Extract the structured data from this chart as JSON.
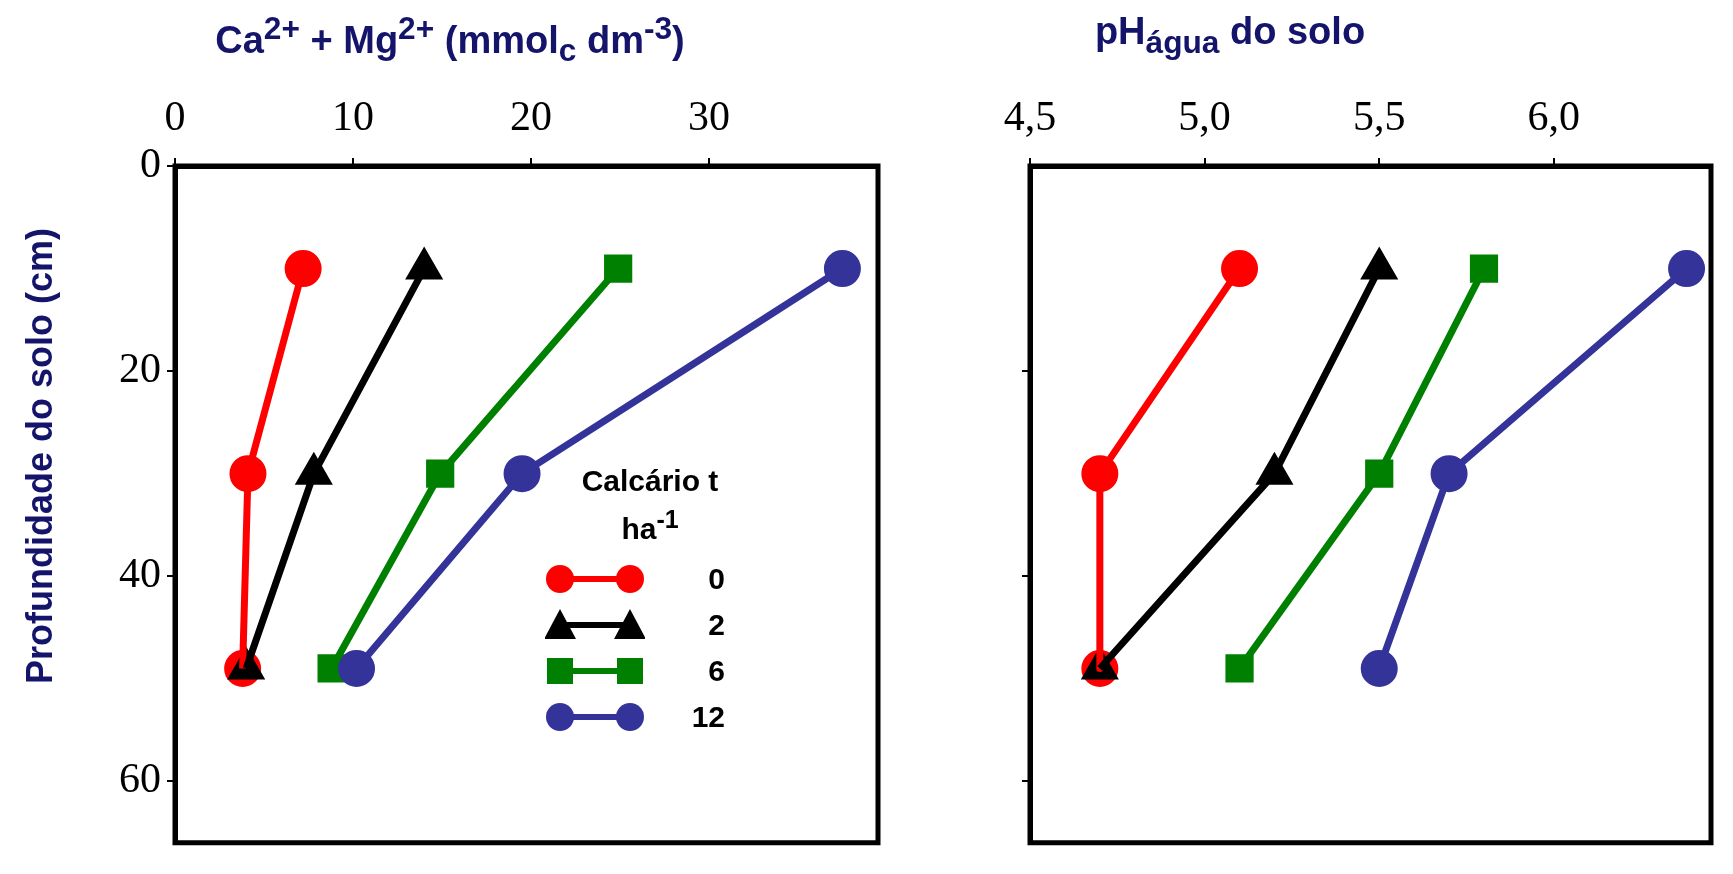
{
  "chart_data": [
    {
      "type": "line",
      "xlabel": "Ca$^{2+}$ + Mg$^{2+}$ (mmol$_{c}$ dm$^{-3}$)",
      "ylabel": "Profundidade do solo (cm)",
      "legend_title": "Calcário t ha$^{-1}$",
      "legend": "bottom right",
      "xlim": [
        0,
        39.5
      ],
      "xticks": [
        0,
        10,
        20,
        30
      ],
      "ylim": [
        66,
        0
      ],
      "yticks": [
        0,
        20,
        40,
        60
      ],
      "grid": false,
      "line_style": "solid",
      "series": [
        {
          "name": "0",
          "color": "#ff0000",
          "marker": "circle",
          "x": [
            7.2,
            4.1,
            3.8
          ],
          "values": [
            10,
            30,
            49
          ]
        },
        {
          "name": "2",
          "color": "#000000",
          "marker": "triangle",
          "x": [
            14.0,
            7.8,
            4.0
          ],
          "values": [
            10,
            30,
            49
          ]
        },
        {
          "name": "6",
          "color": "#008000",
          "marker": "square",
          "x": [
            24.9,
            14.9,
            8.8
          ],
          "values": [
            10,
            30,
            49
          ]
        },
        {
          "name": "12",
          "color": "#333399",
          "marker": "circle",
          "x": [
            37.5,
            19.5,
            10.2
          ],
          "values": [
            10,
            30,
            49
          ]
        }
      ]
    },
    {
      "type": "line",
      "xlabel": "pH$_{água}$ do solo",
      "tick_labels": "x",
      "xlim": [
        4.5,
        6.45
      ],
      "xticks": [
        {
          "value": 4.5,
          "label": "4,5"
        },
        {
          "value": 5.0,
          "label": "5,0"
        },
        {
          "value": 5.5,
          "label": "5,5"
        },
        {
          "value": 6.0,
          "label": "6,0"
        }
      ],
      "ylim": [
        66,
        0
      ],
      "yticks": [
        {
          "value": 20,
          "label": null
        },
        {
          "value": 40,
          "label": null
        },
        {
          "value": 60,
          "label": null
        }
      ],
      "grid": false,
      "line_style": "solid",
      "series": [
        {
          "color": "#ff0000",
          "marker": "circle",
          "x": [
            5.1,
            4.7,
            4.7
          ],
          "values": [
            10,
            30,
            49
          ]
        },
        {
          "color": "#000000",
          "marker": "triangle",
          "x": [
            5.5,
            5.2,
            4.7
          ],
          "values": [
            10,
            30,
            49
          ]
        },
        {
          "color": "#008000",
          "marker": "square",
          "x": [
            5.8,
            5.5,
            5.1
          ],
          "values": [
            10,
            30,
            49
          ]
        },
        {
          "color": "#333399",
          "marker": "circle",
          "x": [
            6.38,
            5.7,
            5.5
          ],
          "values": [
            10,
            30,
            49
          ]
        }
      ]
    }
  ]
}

========================

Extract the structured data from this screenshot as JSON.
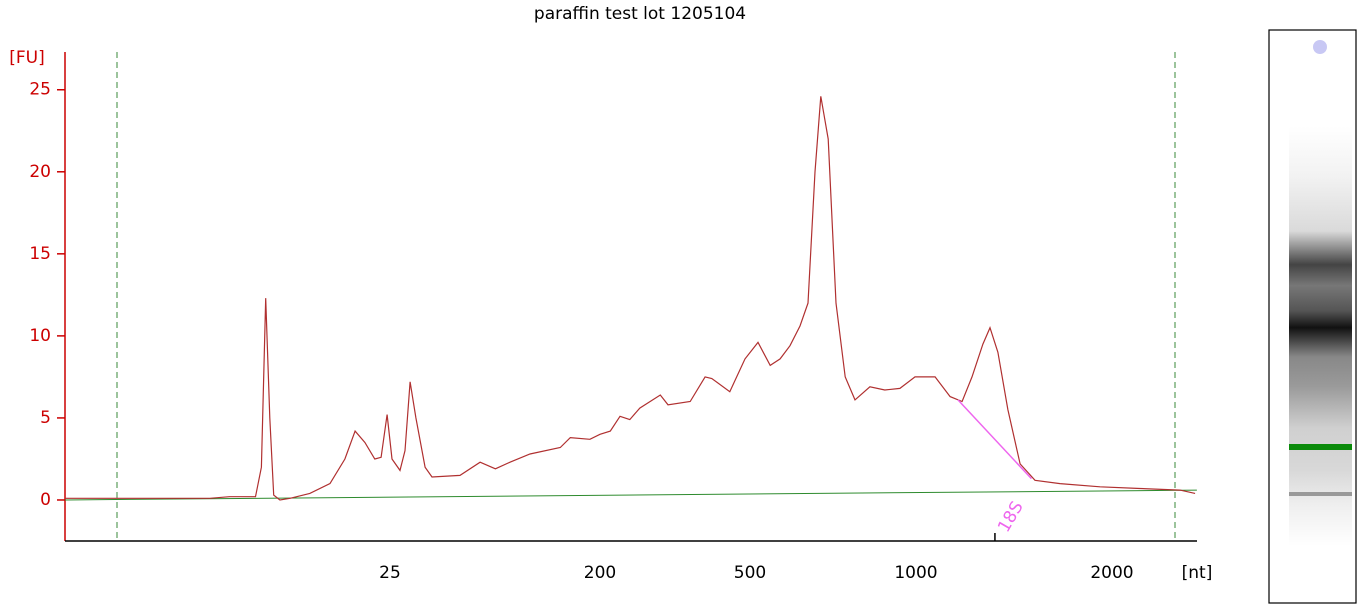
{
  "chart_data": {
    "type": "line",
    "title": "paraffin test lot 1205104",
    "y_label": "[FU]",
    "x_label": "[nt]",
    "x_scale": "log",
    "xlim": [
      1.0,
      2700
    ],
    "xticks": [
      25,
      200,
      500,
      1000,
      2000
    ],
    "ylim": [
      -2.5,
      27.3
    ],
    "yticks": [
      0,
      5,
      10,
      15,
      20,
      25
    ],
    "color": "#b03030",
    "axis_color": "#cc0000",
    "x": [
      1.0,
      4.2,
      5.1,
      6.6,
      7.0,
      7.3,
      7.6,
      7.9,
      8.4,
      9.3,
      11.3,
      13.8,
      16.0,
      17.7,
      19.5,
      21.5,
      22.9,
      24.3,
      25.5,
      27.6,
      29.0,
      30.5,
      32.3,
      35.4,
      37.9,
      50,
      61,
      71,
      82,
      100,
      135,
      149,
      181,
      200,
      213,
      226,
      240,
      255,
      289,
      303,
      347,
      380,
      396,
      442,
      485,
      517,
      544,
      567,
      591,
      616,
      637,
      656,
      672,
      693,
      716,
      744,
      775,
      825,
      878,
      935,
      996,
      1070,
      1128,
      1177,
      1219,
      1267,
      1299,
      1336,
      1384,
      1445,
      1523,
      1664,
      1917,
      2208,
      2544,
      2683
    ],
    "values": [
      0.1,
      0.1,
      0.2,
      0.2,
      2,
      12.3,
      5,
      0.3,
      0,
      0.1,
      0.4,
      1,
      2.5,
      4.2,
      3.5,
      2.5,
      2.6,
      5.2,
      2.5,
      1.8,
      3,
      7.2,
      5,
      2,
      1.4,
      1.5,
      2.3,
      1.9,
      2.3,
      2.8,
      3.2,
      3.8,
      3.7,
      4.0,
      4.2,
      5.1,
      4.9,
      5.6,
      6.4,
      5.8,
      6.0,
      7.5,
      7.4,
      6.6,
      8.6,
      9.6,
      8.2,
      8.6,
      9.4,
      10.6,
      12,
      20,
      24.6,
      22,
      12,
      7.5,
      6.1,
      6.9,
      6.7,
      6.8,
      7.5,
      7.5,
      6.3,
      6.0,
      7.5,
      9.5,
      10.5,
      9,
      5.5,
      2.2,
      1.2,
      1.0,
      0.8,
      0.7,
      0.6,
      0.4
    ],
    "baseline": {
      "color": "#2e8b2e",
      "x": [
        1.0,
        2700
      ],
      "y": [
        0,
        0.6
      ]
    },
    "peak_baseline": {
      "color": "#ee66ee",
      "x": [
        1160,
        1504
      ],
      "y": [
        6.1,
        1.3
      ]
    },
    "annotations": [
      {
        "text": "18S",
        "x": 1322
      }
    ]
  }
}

========================

WHAT THE TASK ASKS: Where a line above holds the string "from", show that line.

REPLY TO THE EXERCISE:
Extract the structured data from this chart as JSON.
Extract the structured data from this screenshot as JSON.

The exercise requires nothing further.